> _Work item_: Your answer should repeat the entries in full, exactly as given, with no pictures.
Supplied material below:
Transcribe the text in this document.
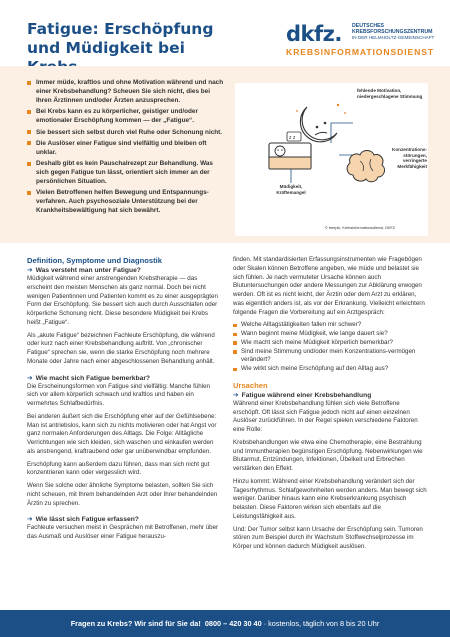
Fatigue: Erschöpfung und Müdigkeit bei
dkfz. DEUTSCHES
KREBSFORSCHUNGSZENTRUM
IN DER HELMHOLTZ-GEMEINSCHAFT
KREBSINFORMATIONSDIENST
Immer müde, kraftlos und ohne Motivation während und nach einer Krebsbehandlung? Scheuen Sie sich nicht, dies bei Ihren Ärztinnen und/oder Ärzten anzusprechen.
Bei Krebs kann es zu körperlicher, geistiger und/oder emotionaler Erschöpfung kommen — der „Fatigue“.
Sie bessert sich selbst durch viel Ruhe oder Schonung nicht.
Die Auslöser einer Fatigue sind vielfältig und bleiben oft unklar.
Deshalb gibt es kein Pauschalrezept zur Behandlung. Was sich gegen Fatigue tun lässt, orientiert sich immer an der persönlichen Situation.
Vielen Betroffenen helfen Bewegung und Entspannungs-verfahren. Auch psychosoziale Unterstützung bei der Krankheitsbewältigung hat sich bewährt.
z z
fehlende Motivation, niedergeschlagene Stimmung
Konzentrations-störungen, verringerte Merkfähigkeit
Müdigkeit, Kräftemangel
© freepik, Krebsinformationsdienst, DKFZ
Definition, Symptome und Diagnostik
➔ Was versteht man unter Fatigue?

Müdigkeit während einer anstrengenden Krebstherapie — das erscheint den meisten Menschen als ganz normal. Doch bei nicht wenigen Patientinnen und Patienten kommt es zu einer ausgeprägten Form der Erschöpfung. Sie bessert sich auch durch Ausschlafen oder körperliche Schonung nicht. Diese besondere Müdigkeit bei Krebs heißt „Fatigue“.

Als „akute Fatigue“ bezeichnen Fachleute Erschöpfung, die während oder kurz nach einer Krebsbehandlung auftritt. Von „chronischer Fatigue“ sprechen sie, wenn die starke Erschöpfung noch mehrere Monate oder Jahre nach einer abgeschlossenen Behandlung anhält.

➔ Wie macht sich Fatigue bemerkbar?

Die Erscheinungsformen von Fatigue sind vielfältig: Manche fühlen sich vor allem körperlich schwach und kraftlos und haben ein vermehrtes Schlafbedürfnis.

Bei anderen äußert sich die Erschöpfung eher auf der Gefühlsebene: Man ist antriebslos, kann sich zu nichts motivieren oder hat Angst vor ganz normalen Anforderungen des Alltags. Die Folge: Alltägliche Verrichtungen wie sich kleiden, sich waschen und einkaufen werden als anstrengend, kraftraubend oder gar unüberwindbar empfunden.

Erschöpfung kann außerdem dazu führen, dass man sich nicht gut konzentrieren kann oder vergesslich wird.

Wenn Sie solche oder ähnliche Symptome belasten, sollten Sie sich nicht scheuen, mit Ihrem behandelnden Arzt oder Ihrer behandelnden Ärztin zu sprechen.

➔ Wie lässt sich Fatigue erfassen?

Fachleute versuchen meist in Gesprächen mit Betroffenen, mehr über das Ausmaß und Auslöser einer Fatigue herauszu-

finden. Mit standardisierten Erfassungsinstrumenten wie Fragebögen oder Skalen können Betroffene angeben, wie müde und belastet sie sich fühlen. Je nach vermuteter Ursache können auch Blutuntersuchungen oder andere Messungen zur Abklärung erwogen werden. Oft ist es nicht leicht, der Ärztin oder dem Arzt zu erklären, was eigentlich anders ist, als vor der Erkrankung. Vielleicht erleichtern folgende Fragen die Vorbereitung auf ein Arztgespräch:

Welche Alltagstätigkeiten fallen mir schwer?
Wann beginnt meine Müdigkeit, wie lange dauert sie?
Wie macht sich meine Müdigkeit körperlich bemerkbar?
Sind meine Stimmung und/oder mein Konzentrations-vermögen verändert?
Wie wirkt sich meine Erschöpfung auf den Alltag aus?
Ursachen
➔ Fatigue während einer Krebsbehandlung

Während einer Krebsbehandlung fühlen sich viele Betroffene erschöpft. Oft lässt sich Fatigue jedoch nicht auf einen einzelnen Auslöser zurückführen. In der Regel spielen verschiedene Faktoren eine Rolle:

Krebsbehandlungen wie etwa eine Chemotherapie, eine Bestrahlung und Immuntherapien begünstigen Erschöpfung. Nebenwirkungen wie Blutarmut, Entzündungen, Infektionen, Übelkeit und Erbrechen verstärken den Effekt.

Hinzu kommt: Während einer Krebsbehandlung verändert sich der Tagesrhythmus. Schlafgewohnheiten werden anders. Man bewegt sich weniger. Darüber hinaus kann eine Krebserkrankung psychisch belasten. Diese Faktoren wirken sich ebenfalls auf die Leistungsfähigkeit aus.

Und: Der Tumor selbst kann Ursache der Erschöpfung sein. Tumoren stören zum Beispiel durch ihr Wachstum Stoffwechselprozesse im Körper und können dadurch Müdigkeit auslösen.

Fragen zu Krebs? Wir sind für Sie da! 0800 – 420 30 40 · kostenlos, täglich von 8 bis 20 Uhr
End of Supplied material.
> _Expected output_:
Transcribe the text in this document.
Fatigue: Erschöpfung und Müdigkeit bei
dkfz. DEUTSCHES
KREBSFORSCHUNGSZENTRUM
IN DER HELMHOLTZ-GEMEINSCHAFT
KREBSINFORMATIONSDIENST
Immer müde, kraftlos und ohne Motivation während und nach einer Krebsbehandlung? Scheuen Sie sich nicht, dies bei Ihren Ärztinnen und/oder Ärzten anzusprechen.
Bei Krebs kann es zu körperlicher, geistiger und/oder emotionaler Erschöpfung kommen — der „Fatigue“.
Sie bessert sich selbst durch viel Ruhe oder Schonung nicht.
Die Auslöser einer Fatigue sind vielfältig und bleiben oft unklar.
Deshalb gibt es kein Pauschalrezept zur Behandlung. Was sich gegen Fatigue tun lässt, orientiert sich immer an der persönlichen Situation.
Vielen Betroffenen helfen Bewegung und Entspannungs-verfahren. Auch psychosoziale Unterstützung bei der Krankheitsbewältigung hat sich bewährt.
z z
fehlende Motivation, niedergeschlagene Stimmung
Konzentrations-störungen, verringerte Merkfähigkeit
Müdigkeit, Kräftemangel
© freepik, Krebsinformationsdienst, DKFZ
Definition, Symptome und Diagnostik
➔ Was versteht man unter Fatigue?

Müdigkeit während einer anstrengenden Krebstherapie — das erscheint den meisten Menschen als ganz normal. Doch bei nicht wenigen Patientinnen und Patienten kommt es zu einer ausgeprägten Form der Erschöpfung. Sie bessert sich auch durch Ausschlafen oder körperliche Schonung nicht. Diese besondere Müdigkeit bei Krebs heißt „Fatigue“.

Als „akute Fatigue“ bezeichnen Fachleute Erschöpfung, die während oder kurz nach einer Krebsbehandlung auftritt. Von „chronischer Fatigue“ sprechen sie, wenn die starke Erschöpfung noch mehrere Monate oder Jahre nach einer abgeschlossenen Behandlung anhält.

➔ Wie macht sich Fatigue bemerkbar?

Die Erscheinungsformen von Fatigue sind vielfältig: Manche fühlen sich vor allem körperlich schwach und kraftlos und haben ein vermehrtes Schlafbedürfnis.

Bei anderen äußert sich die Erschöpfung eher auf der Gefühlsebene: Man ist antriebslos, kann sich zu nichts motivieren oder hat Angst vor ganz normalen Anforderungen des Alltags. Die Folge: Alltägliche Verrichtungen wie sich kleiden, sich waschen und einkaufen werden als anstrengend, kraftraubend oder gar unüberwindbar empfunden.

Erschöpfung kann außerdem dazu führen, dass man sich nicht gut konzentrieren kann oder vergesslich wird.

Wenn Sie solche oder ähnliche Symptome belasten, sollten Sie sich nicht scheuen, mit Ihrem behandelnden Arzt oder Ihrer behandelnden Ärztin zu sprechen.

➔ Wie lässt sich Fatigue erfassen?

Fachleute versuchen meist in Gesprächen mit Betroffenen, mehr über das Ausmaß und Auslöser einer Fatigue herauszu-

finden. Mit standardisierten Erfassungsinstrumenten wie Fragebögen oder Skalen können Betroffene angeben, wie müde und belastet sie sich fühlen. Je nach vermuteter Ursache können auch Blutuntersuchungen oder andere Messungen zur Abklärung erwogen werden. Oft ist es nicht leicht, der Ärztin oder dem Arzt zu erklären, was eigentlich anders ist, als vor der Erkrankung. Vielleicht erleichtern folgende Fragen die Vorbereitung auf ein Arztgespräch:

Welche Alltagstätigkeiten fallen mir schwer?
Wann beginnt meine Müdigkeit, wie lange dauert sie?
Wie macht sich meine Müdigkeit körperlich bemerkbar?
Sind meine Stimmung und/oder mein Konzentrations-vermögen verändert?
Wie wirkt sich meine Erschöpfung auf den Alltag aus?
Ursachen
➔ Fatigue während einer Krebsbehandlung

Während einer Krebsbehandlung fühlen sich viele Betroffene erschöpft. Oft lässt sich Fatigue jedoch nicht auf einen einzelnen Auslöser zurückführen. In der Regel spielen verschiedene Faktoren eine Rolle:

Krebsbehandlungen wie etwa eine Chemotherapie, eine Bestrahlung und Immuntherapien begünstigen Erschöpfung. Nebenwirkungen wie Blutarmut, Entzündungen, Infektionen, Übelkeit und Erbrechen verstärken den Effekt.

Hinzu kommt: Während einer Krebsbehandlung verändert sich der Tagesrhythmus. Schlafgewohnheiten werden anders. Man bewegt sich weniger. Darüber hinaus kann eine Krebserkrankung psychisch belasten. Diese Faktoren wirken sich ebenfalls auf die Leistungsfähigkeit aus.

Und: Der Tumor selbst kann Ursache der Erschöpfung sein. Tumoren stören zum Beispiel durch ihr Wachstum Stoffwechselprozesse im Körper und können dadurch Müdigkeit auslösen.

Fragen zu Krebs? Wir sind für Sie da! 0800 – 420 30 40 · kostenlos, täglich von 8 bis 20 Uhr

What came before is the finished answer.